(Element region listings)
--------------------

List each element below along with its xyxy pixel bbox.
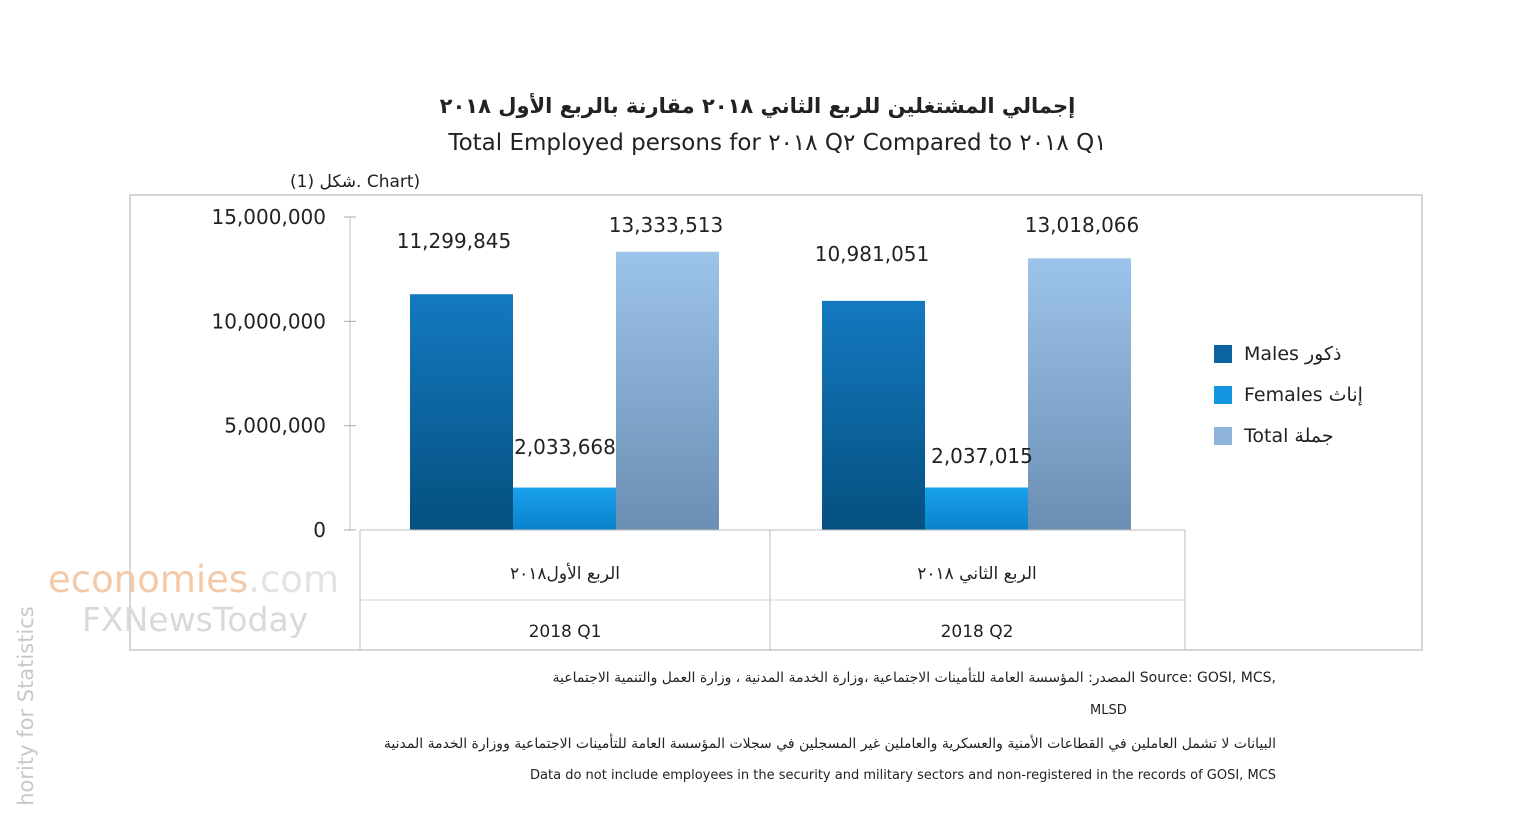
bar-females-2 [925,487,1028,530]
bar-females-1 [513,487,616,530]
side-watermark-text: hority for Statistics [14,606,38,806]
note-english: Data do not include employees in the sec… [530,768,1276,783]
legend-label-total: Total جملة [1243,425,1334,447]
legend-label-males: Males ذكور [1244,343,1341,365]
bar-males-2 [822,300,925,530]
data-label-total-2: 13,018,066 [1025,213,1140,237]
y-tick-label: 10,000,000 [211,309,326,333]
fxnewstoday-watermark: FXNewsToday [82,600,309,639]
category-label-1: 2018 Q1 [529,622,602,642]
data-label-females-1: 2,033,668 [514,435,616,459]
y-tick-label: 15,000,000 [211,205,326,229]
y-tick-label: 5,000,000 [224,414,326,438]
chart-frame [129,194,1423,651]
legend-swatch-males [1214,345,1232,363]
note-arabic: البيانات لا تشمل العاملين في القطاعات ال… [383,736,1276,752]
legend-swatch-total [1214,427,1232,445]
y-tick-label: 0 [313,518,326,542]
source-line-mlsd: MLSD [1090,703,1127,718]
data-label-males-2: 10,981,051 [815,242,930,266]
legend-label-females: Females إناث [1244,384,1363,407]
bar-total-1 [616,251,719,530]
bar-total-2 [1028,258,1131,530]
data-label-females-2: 2,037,015 [931,444,1033,468]
category-label-ar-2: الربع الثاني ٢٠١٨ [917,564,1037,584]
economies-watermark: economies.com [48,558,339,601]
chart-title-english: Total Employed persons for ٢٠١٨ Q٢ Compa… [448,130,1107,156]
data-label-males-1: 11,299,845 [397,229,512,253]
category-label-2: 2018 Q2 [941,622,1014,642]
bar-chart: 0 5,000,000 10,000,000 15,000,000 11,299,84… [129,194,1423,651]
figure-label: شكل (1). Chart) [290,172,421,192]
category-label-ar-1: الربع الأول٢٠١٨ [510,563,620,584]
source-line: المصدر: المؤسسة العامة للتأمينات الاجتما… [552,670,1277,686]
legend-swatch-females [1214,386,1232,404]
bar-males-1 [410,294,513,530]
data-label-total-1: 13,333,513 [609,213,724,237]
chart-title-arabic: إجمالي المشتغلين للربع الثاني ٢٠١٨ مقارن… [439,94,1076,118]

--------------------

Return, verbatim, the lines beginning with the one containing "bar-females-2 [925,487,1028,530]" and continuing through the one containing "category-label-1: 2018 Q1 [529,622,602,642]", both included.

bar-females-2 [925,487,1028,530]
bar-females-1 [513,487,616,530]
side-watermark-text: hority for Statistics [14,606,38,806]
note-english: Data do not include employees in the sec… [530,768,1276,783]
legend-label-total: Total جملة [1243,425,1334,447]
legend-label-males: Males ذكور [1244,343,1341,365]
bar-males-2 [822,300,925,530]
data-label-total-2: 13,018,066 [1025,213,1140,237]
y-tick-label: 10,000,000 [211,309,326,333]
fxnewstoday-watermark: FXNewsToday [82,600,309,639]
category-label-1: 2018 Q1 [529,622,602,642]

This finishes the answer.